Transcribe everything in the data word for word. Pictures are left out.
## Begin
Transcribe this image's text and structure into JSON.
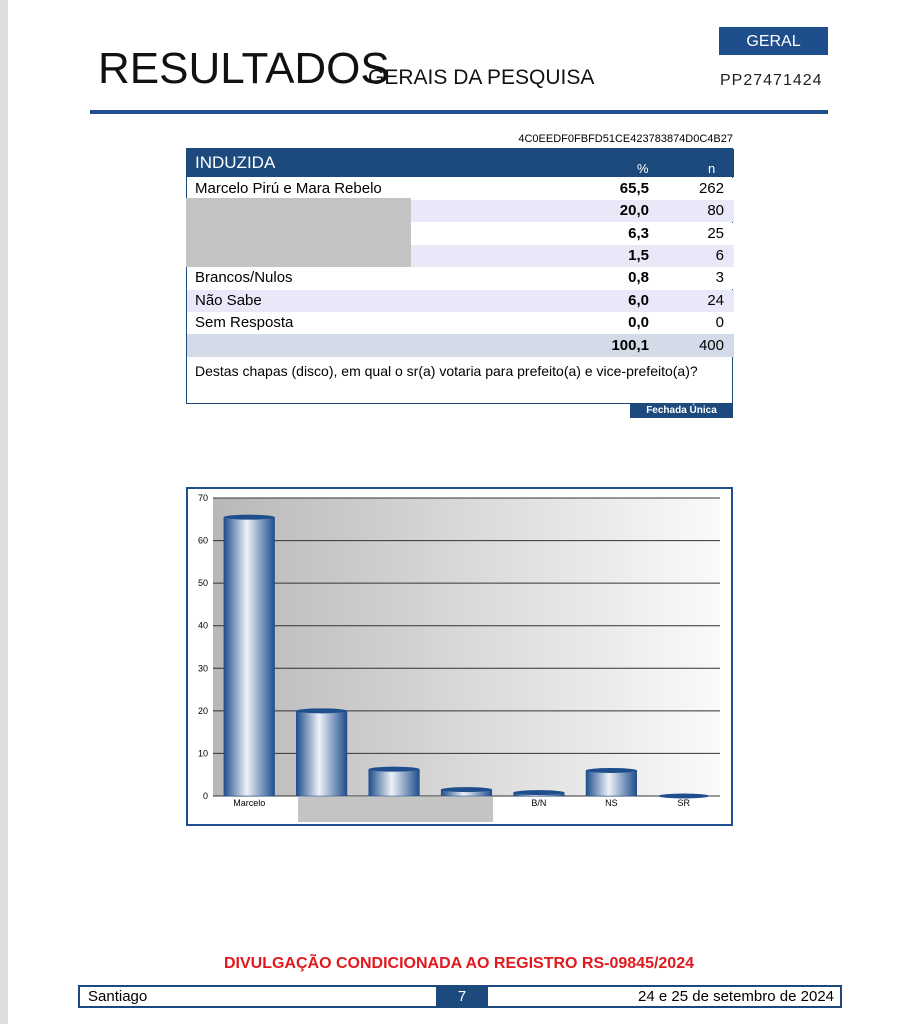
{
  "header": {
    "title": "RESULTADOS",
    "subtitle": "GERAIS DA PESQUISA",
    "badge": "GERAL",
    "code": "PP27471424"
  },
  "table": {
    "hash": "4C0EEDF0FBFD51CE423783874D0C4B27",
    "title": "INDUZIDA",
    "columns": [
      "%",
      "n"
    ],
    "rows": [
      [
        "Marcelo Pirú e Mara Rebelo",
        "65,5",
        "262"
      ],
      [
        null,
        "20,0",
        "80"
      ],
      [
        null,
        "6,3",
        "25"
      ],
      [
        null,
        "1,5",
        "6"
      ],
      [
        "Brancos/Nulos",
        "0,8",
        "3"
      ],
      [
        "Não Sabe",
        "6,0",
        "24"
      ],
      [
        "Sem Resposta",
        "0,0",
        "0"
      ]
    ],
    "total": [
      "100,1",
      "400"
    ],
    "question": "Destas chapas (disco), em qual o sr(a) votaria para prefeito(a) e vice-prefeito(a)?",
    "question_type": "Fechada Única"
  },
  "chart_data": {
    "type": "bar",
    "categories": [
      "Marcelo",
      null,
      null,
      null,
      "B/N",
      "NS",
      "SR"
    ],
    "values": [
      65.5,
      20.0,
      6.3,
      1.5,
      0.8,
      6.0,
      0.0
    ],
    "color": "#1f4e8c",
    "ylim": [
      0,
      70
    ],
    "yticks": [
      0,
      10,
      20,
      30,
      40,
      50,
      60,
      70
    ],
    "grid": true
  },
  "footer": {
    "notice": "DIVULGAÇÃO CONDICIONADA AO REGISTRO RS-09845/2024",
    "city": "Santiago",
    "page": "7",
    "date": "24 e 25 de setembro de 2024"
  }
}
## End
__ANSWER TO THIS PROBLEM__
Transcribe this image's text and structure into JSON.
{
  "header": {
    "title": "RESULTADOS",
    "subtitle": "GERAIS DA PESQUISA",
    "badge": "GERAL",
    "code": "PP27471424"
  },
  "table": {
    "hash": "4C0EEDF0FBFD51CE423783874D0C4B27",
    "title": "INDUZIDA",
    "columns": [
      "%",
      "n"
    ],
    "rows": [
      [
        "Marcelo Pirú e Mara Rebelo",
        "65,5",
        "262"
      ],
      [
        null,
        "20,0",
        "80"
      ],
      [
        null,
        "6,3",
        "25"
      ],
      [
        null,
        "1,5",
        "6"
      ],
      [
        "Brancos/Nulos",
        "0,8",
        "3"
      ],
      [
        "Não Sabe",
        "6,0",
        "24"
      ],
      [
        "Sem Resposta",
        "0,0",
        "0"
      ]
    ],
    "total": [
      "100,1",
      "400"
    ],
    "question": "Destas chapas (disco), em qual o sr(a) votaria para prefeito(a) e vice-prefeito(a)?",
    "question_type": "Fechada Única"
  },
  "chart_data": {
    "type": "bar",
    "categories": [
      "Marcelo",
      null,
      null,
      null,
      "B/N",
      "NS",
      "SR"
    ],
    "values": [
      65.5,
      20.0,
      6.3,
      1.5,
      0.8,
      6.0,
      0.0
    ],
    "color": "#1f4e8c",
    "ylim": [
      0,
      70
    ],
    "yticks": [
      0,
      10,
      20,
      30,
      40,
      50,
      60,
      70
    ],
    "grid": true
  },
  "footer": {
    "notice": "DIVULGAÇÃO CONDICIONADA AO REGISTRO RS-09845/2024",
    "city": "Santiago",
    "page": "7",
    "date": "24 e 25 de setembro de 2024"
  }
}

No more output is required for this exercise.